Repeat the whole listing exactly as written.

--------------------------------------------------

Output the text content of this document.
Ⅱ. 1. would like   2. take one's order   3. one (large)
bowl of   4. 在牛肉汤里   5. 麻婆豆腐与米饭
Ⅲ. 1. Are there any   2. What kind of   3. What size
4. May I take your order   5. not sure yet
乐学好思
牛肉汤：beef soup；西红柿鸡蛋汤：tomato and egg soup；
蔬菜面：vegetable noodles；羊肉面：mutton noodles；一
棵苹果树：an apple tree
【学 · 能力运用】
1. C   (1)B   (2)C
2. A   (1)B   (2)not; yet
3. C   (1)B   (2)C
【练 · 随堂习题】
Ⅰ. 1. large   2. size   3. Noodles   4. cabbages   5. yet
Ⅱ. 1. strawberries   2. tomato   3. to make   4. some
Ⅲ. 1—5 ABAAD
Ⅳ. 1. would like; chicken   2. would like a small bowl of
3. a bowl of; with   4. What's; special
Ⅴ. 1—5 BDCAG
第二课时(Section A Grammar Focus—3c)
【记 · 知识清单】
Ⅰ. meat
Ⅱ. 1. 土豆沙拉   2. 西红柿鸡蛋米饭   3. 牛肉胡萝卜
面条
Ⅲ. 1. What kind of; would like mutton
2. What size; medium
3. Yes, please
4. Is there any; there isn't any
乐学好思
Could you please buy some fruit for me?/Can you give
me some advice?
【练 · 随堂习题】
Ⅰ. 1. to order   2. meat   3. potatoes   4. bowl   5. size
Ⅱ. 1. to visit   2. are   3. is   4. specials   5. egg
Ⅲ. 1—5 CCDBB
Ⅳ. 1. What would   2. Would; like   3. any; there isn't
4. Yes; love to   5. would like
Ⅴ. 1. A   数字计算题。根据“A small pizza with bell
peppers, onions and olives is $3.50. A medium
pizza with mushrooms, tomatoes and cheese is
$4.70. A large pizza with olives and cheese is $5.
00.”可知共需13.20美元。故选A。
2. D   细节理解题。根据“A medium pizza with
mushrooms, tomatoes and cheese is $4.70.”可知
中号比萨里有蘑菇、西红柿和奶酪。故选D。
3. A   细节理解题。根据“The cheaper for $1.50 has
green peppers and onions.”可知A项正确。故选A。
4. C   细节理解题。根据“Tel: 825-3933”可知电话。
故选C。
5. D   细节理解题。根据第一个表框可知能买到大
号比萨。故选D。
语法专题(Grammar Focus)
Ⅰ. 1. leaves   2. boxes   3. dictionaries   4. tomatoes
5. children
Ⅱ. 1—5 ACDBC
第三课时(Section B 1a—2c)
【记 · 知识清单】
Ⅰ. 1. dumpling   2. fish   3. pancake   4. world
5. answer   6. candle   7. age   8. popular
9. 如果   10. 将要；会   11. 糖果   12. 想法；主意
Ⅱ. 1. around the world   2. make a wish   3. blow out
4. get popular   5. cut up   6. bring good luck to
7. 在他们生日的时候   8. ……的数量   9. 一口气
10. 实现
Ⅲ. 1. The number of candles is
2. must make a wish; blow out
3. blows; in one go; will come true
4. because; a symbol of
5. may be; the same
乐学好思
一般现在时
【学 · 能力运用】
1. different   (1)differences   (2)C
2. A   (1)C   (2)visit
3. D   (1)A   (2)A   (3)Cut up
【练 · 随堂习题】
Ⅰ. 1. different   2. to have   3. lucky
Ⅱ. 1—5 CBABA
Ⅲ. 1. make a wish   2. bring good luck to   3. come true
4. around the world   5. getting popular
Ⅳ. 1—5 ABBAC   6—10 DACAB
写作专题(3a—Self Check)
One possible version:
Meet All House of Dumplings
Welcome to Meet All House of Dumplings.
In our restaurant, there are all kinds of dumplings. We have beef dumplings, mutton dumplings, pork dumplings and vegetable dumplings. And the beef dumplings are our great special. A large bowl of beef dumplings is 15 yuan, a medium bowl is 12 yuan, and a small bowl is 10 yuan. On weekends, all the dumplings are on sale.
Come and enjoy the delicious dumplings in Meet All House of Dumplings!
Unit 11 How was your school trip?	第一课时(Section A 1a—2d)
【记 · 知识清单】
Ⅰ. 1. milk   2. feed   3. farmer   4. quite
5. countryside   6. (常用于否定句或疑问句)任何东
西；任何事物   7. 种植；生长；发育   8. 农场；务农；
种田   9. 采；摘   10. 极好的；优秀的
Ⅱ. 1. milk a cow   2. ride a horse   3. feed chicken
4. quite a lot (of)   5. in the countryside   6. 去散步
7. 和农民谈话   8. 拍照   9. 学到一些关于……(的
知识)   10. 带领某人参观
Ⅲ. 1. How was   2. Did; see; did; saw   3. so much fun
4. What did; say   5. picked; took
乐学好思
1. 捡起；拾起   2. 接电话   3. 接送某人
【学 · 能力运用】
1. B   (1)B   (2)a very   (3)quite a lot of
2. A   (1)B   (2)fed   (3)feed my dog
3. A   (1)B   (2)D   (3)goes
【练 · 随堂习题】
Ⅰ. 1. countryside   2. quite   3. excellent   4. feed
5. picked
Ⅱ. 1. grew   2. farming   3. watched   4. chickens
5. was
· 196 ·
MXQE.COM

--------------------------------------------------

▶ **WRITTEN SOLUTION**
Output the text content of this document.
Ⅱ. 1. would like   2. take one's order   3. one (large)
bowl of   4. 在牛肉汤里   5. 麻婆豆腐与米饭
Ⅲ. 1. Are there any   2. What kind of   3. What size
4. May I take your order   5. not sure yet
乐学好思
牛肉汤：beef soup；西红柿鸡蛋汤：tomato and egg soup；
蔬菜面：vegetable noodles；羊肉面：mutton noodles；一
棵苹果树：an apple tree
【学 · 能力运用】
1. C   (1)B   (2)C
2. A   (1)B   (2)not; yet
3. C   (1)B   (2)C
【练 · 随堂习题】
Ⅰ. 1. large   2. size   3. Noodles   4. cabbages   5. yet
Ⅱ. 1. strawberries   2. tomato   3. to make   4. some
Ⅲ. 1—5 ABAAD
Ⅳ. 1. would like; chicken   2. would like a small bowl of
3. a bowl of; with   4. What's; special
Ⅴ. 1—5 BDCAG
第二课时(Section A Grammar Focus—3c)
【记 · 知识清单】
Ⅰ. meat
Ⅱ. 1. 土豆沙拉   2. 西红柿鸡蛋米饭   3. 牛肉胡萝卜
面条
Ⅲ. 1. What kind of; would like mutton
2. What size; medium
3. Yes, please
4. Is there any; there isn't any
乐学好思
Could you please buy some fruit for me?/Can you give
me some advice?
【练 · 随堂习题】
Ⅰ. 1. to order   2. meat   3. potatoes   4. bowl   5. size
Ⅱ. 1. to visit   2. are   3. is   4. specials   5. egg
Ⅲ. 1—5 CCDBB
Ⅳ. 1. What would   2. Would; like   3. any; there isn't
4. Yes; love to   5. would like
Ⅴ. 1. A   数字计算题。根据“A small pizza with bell
peppers, onions and olives is $3.50. A medium
pizza with mushrooms, tomatoes and cheese is
$4.70. A large pizza with olives and cheese is $5.
00.”可知共需13.20美元。故选A。
2. D   细节理解题。根据“A medium pizza with
mushrooms, tomatoes and cheese is $4.70.”可知
中号比萨里有蘑菇、西红柿和奶酪。故选D。
3. A   细节理解题。根据“The cheaper for $1.50 has
green peppers and onions.”可知A项正确。故选A。
4. C   细节理解题。根据“Tel: 825-3933”可知电话。
故选C。
5. D   细节理解题。根据第一个表框可知能买到大
号比萨。故选D。
语法专题(Grammar Focus)
Ⅰ. 1. leaves   2. boxes   3. dictionaries   4. tomatoes
5. children
Ⅱ. 1—5 ACDBC
第三课时(Section B 1a—2c)
【记 · 知识清单】
Ⅰ. 1. dumpling   2. fish   3. pancake   4. world
5. answer   6. candle   7. age   8. popular
9. 如果   10. 将要；会   11. 糖果   12. 想法；主意
Ⅱ. 1. around the world   2. make a wish   3. blow out
4. get popular   5. cut up   6. bring good luck to
7. 在他们生日的时候   8. ……的数量   9. 一口气
10. 实现
Ⅲ. 1. The number of candles is
2. must make a wish; blow out
3. blows; in one go; will come true
4. because; a symbol of
5. may be; the same
乐学好思
一般现在时
【学 · 能力运用】
1. different   (1)differences   (2)C
2. A   (1)C   (2)visit
3. D   (1)A   (2)A   (3)Cut up
【练 · 随堂习题】
Ⅰ. 1. different   2. to have   3. lucky
Ⅱ. 1—5 CBABA
Ⅲ. 1. make a wish   2. bring good luck to   3. come true
4. around the world   5. getting popular
Ⅳ. 1—5 ABBAC   6—10 DACAB
写作专题(3a—Self Check)
One possible version:
Meet All House of Dumplings
Welcome to Meet All House of Dumplings.
In our restaurant, there are all kinds of dumplings. We have beef dumplings, mutton dumplings, pork dumplings and vegetable dumplings. And the beef dumplings are our great special. A large bowl of beef dumplings is 15 yuan, a medium bowl is 12 yuan, and a small bowl is 10 yuan. On weekends, all the dumplings are on sale.
Come and enjoy the delicious dumplings in Meet All House of Dumplings!
Unit 11 How was your school trip?	第一课时(Section A 1a—2d)
【记 · 知识清单】
Ⅰ. 1. milk   2. feed   3. farmer   4. quite
5. countryside   6. (常用于否定句或疑问句)任何东
西；任何事物   7. 种植；生长；发育   8. 农场；务农；
种田   9. 采；摘   10. 极好的；优秀的
Ⅱ. 1. milk a cow   2. ride a horse   3. feed chicken
4. quite a lot (of)   5. in the countryside   6. 去散步
7. 和农民谈话   8. 拍照   9. 学到一些关于……(的
知识)   10. 带领某人参观
Ⅲ. 1. How was   2. Did; see; did; saw   3. so much fun
4. What did; say   5. picked; took
乐学好思
1. 捡起；拾起   2. 接电话   3. 接送某人
【学 · 能力运用】
1. B   (1)B   (2)a very   (3)quite a lot of
2. A   (1)B   (2)fed   (3)feed my dog
3. A   (1)B   (2)D   (3)goes
【练 · 随堂习题】
Ⅰ. 1. countryside   2. quite   3. excellent   4. feed
5. picked
Ⅱ. 1. grew   2. farming   3. watched   4. chickens
5. was
· 196 ·
MXQE.COM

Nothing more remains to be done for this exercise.